PROBLEM REQUIREMENTS: Reproduce only the rows that begin with the line containing "cloud-point: [303, 402, 310, 410]" and end with the line containing "grid-line-minor: [218, 246, 363, 495]", replacing "density-contour" with "contour-line" and leaving everything else unchanged.

■ ■ ■ ■ ■

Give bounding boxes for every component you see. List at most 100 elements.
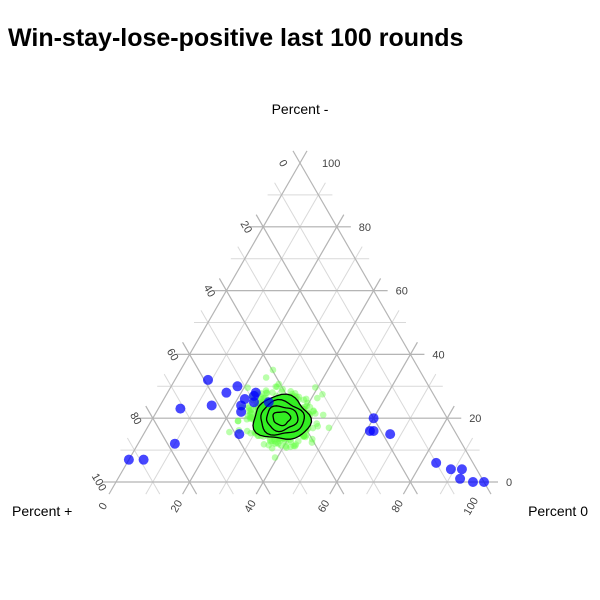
cloud-point: [303, 402, 310, 410]
tick-label-minus: 100: [322, 158, 340, 170]
grid-line-minor: [439, 437, 474, 495]
density-contour: [260, 398, 305, 436]
cloud-point: [278, 388, 286, 396]
tick-label-minus: 0: [506, 477, 512, 489]
cloud-point: [279, 385, 286, 393]
cloud-point: [290, 442, 298, 450]
data-point: [456, 464, 467, 475]
data-point: [169, 438, 180, 449]
tick-label-zero: 60: [316, 498, 333, 515]
data-point: [138, 454, 149, 465]
data-point: [221, 387, 232, 398]
cloud-point: [308, 439, 316, 446]
data-point: [368, 413, 379, 424]
data-point: [364, 425, 375, 436]
cloud-point: [226, 428, 233, 436]
triangle-edge: [292, 150, 492, 495]
density-contour: [272, 411, 292, 427]
cloud-point: [267, 438, 274, 445]
triangle-edge: [108, 150, 308, 495]
cloud-point: [304, 399, 311, 407]
cloud-point: [260, 440, 268, 448]
cloud-point: [282, 442, 290, 450]
cloud-point: [271, 440, 279, 447]
cloud-point: [268, 444, 276, 452]
cloud-point: [312, 384, 319, 391]
cloud-point: [263, 389, 271, 397]
grid-line-major: [218, 278, 345, 495]
cloud-point: [273, 383, 281, 391]
grid-line-minor: [163, 373, 234, 495]
tick-label-zero: 20: [169, 498, 186, 515]
chart-title: Win-stay-lose-positive last 100 rounds: [8, 24, 464, 52]
tick-label-plus: 60: [164, 347, 181, 364]
cloud-point: [291, 390, 299, 397]
cloud-point: [248, 413, 256, 421]
axis-title-top: Percent -: [272, 101, 329, 117]
grid-line-minor: [366, 373, 437, 495]
cloud-point: [313, 420, 321, 427]
cloud-point: [300, 396, 308, 404]
cloud-point: [319, 411, 327, 419]
cloud-point: [262, 387, 270, 394]
cloud-point: [246, 410, 254, 418]
cloud-point: [287, 388, 295, 395]
cloud-point: [292, 441, 300, 448]
cloud-point: [272, 439, 280, 446]
data-point: [479, 477, 489, 487]
density-contour: [265, 405, 299, 433]
grid-line-minor: [126, 437, 161, 495]
data-point: [263, 397, 274, 408]
cloud-point: [247, 408, 255, 416]
grid-line-major: [182, 341, 271, 495]
cloud-point: [247, 429, 254, 437]
data-point: [467, 477, 478, 487]
cloud-point: [247, 415, 254, 422]
cloud-point: [302, 432, 310, 439]
cloud-point: [310, 408, 317, 415]
data-point: [203, 374, 213, 385]
cloud-point: [249, 406, 257, 413]
data-points: [123, 374, 489, 487]
cloud-point: [310, 407, 317, 415]
tick-label-zero: 40: [242, 498, 259, 515]
cloud-point: [271, 454, 279, 461]
cloud-point: [295, 437, 302, 445]
grid-line-minor: [218, 246, 363, 495]
tick-label-plus: 20: [238, 219, 255, 236]
tick-label-plus: 40: [201, 283, 218, 300]
grid-line-minor: [274, 182, 455, 495]
tick-label-plus: 80: [127, 410, 144, 427]
cloud-point: [234, 417, 242, 425]
tick-label-minus: 60: [396, 286, 408, 298]
cloud-point: [314, 394, 321, 402]
cloud-point: [302, 395, 310, 403]
data-point: [123, 454, 134, 465]
cloud-point: [247, 406, 255, 413]
cloud-point: [300, 432, 308, 440]
data-point: [445, 464, 456, 475]
cloud-point: [274, 440, 282, 447]
cloud-point: [269, 389, 276, 396]
cloud-point: [245, 407, 253, 415]
cloud-point: [265, 441, 272, 449]
data-point: [250, 387, 261, 398]
cloud-point: [268, 438, 276, 445]
cloud-point: [248, 410, 255, 417]
cloud-point: [302, 433, 309, 441]
axis-title-left: Percent +: [12, 503, 72, 519]
cloud-point: [308, 435, 316, 443]
cloud-point: [287, 438, 295, 445]
data-point: [455, 473, 466, 484]
data-point: [206, 400, 217, 411]
cloud-point: [272, 383, 280, 390]
data-point: [175, 403, 186, 414]
cloud-point: [325, 424, 333, 432]
tick-label-zero: 80: [390, 498, 407, 515]
cloud-point: [269, 366, 277, 374]
cloud-point: [246, 413, 254, 421]
grid-line-major: [145, 405, 198, 495]
grid-line-major: [402, 405, 455, 495]
cloud-point: [309, 424, 317, 432]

■ ■ ■ ■ ■

EXERCISE SOLUTION:
cloud-point: [303, 402, 310, 410]
tick-label-minus: 100: [322, 158, 340, 170]
grid-line-minor: [439, 437, 474, 495]
contour-line: [260, 398, 305, 436]
cloud-point: [278, 388, 286, 396]
tick-label-minus: 0: [506, 477, 512, 489]
cloud-point: [279, 385, 286, 393]
cloud-point: [290, 442, 298, 450]
data-point: [456, 464, 467, 475]
data-point: [169, 438, 180, 449]
tick-label-zero: 60: [316, 498, 333, 515]
data-point: [138, 454, 149, 465]
data-point: [221, 387, 232, 398]
cloud-point: [308, 439, 316, 446]
data-point: [368, 413, 379, 424]
data-point: [364, 425, 375, 436]
cloud-point: [226, 428, 233, 436]
triangle-edge: [292, 150, 492, 495]
contour-line: [272, 411, 292, 427]
cloud-point: [267, 438, 274, 445]
triangle-edge: [108, 150, 308, 495]
cloud-point: [304, 399, 311, 407]
cloud-point: [260, 440, 268, 448]
cloud-point: [282, 442, 290, 450]
cloud-point: [271, 440, 279, 447]
cloud-point: [268, 444, 276, 452]
cloud-point: [312, 384, 319, 391]
cloud-point: [263, 389, 271, 397]
grid-line-major: [218, 278, 345, 495]
cloud-point: [273, 383, 281, 391]
grid-line-minor: [163, 373, 234, 495]
tick-label-zero: 20: [169, 498, 186, 515]
chart-title: Win-stay-lose-positive last 100 rounds: [8, 24, 464, 52]
tick-label-plus: 60: [164, 347, 181, 364]
cloud-point: [291, 390, 299, 397]
cloud-point: [248, 413, 256, 421]
axis-title-top: Percent -: [272, 101, 329, 117]
grid-line-minor: [366, 373, 437, 495]
cloud-point: [313, 420, 321, 427]
cloud-point: [300, 396, 308, 404]
cloud-point: [319, 411, 327, 419]
cloud-point: [262, 387, 270, 394]
cloud-point: [246, 410, 254, 418]
cloud-point: [287, 388, 295, 395]
cloud-point: [292, 441, 300, 448]
cloud-point: [272, 439, 280, 446]
data-point: [479, 477, 489, 487]
contour-line: [265, 405, 299, 433]
grid-line-minor: [126, 437, 161, 495]
data-point: [263, 397, 274, 408]
cloud-point: [247, 408, 255, 416]
grid-line-major: [182, 341, 271, 495]
cloud-point: [247, 429, 254, 437]
data-point: [467, 477, 478, 487]
cloud-point: [247, 415, 254, 422]
cloud-point: [302, 432, 310, 439]
cloud-point: [310, 408, 317, 415]
data-point: [203, 374, 213, 385]
cloud-point: [249, 406, 257, 413]
data-points: [123, 374, 489, 487]
cloud-point: [310, 407, 317, 415]
tick-label-zero: 40: [242, 498, 259, 515]
cloud-point: [271, 454, 279, 461]
cloud-point: [295, 437, 302, 445]
grid-line-minor: [218, 246, 363, 495]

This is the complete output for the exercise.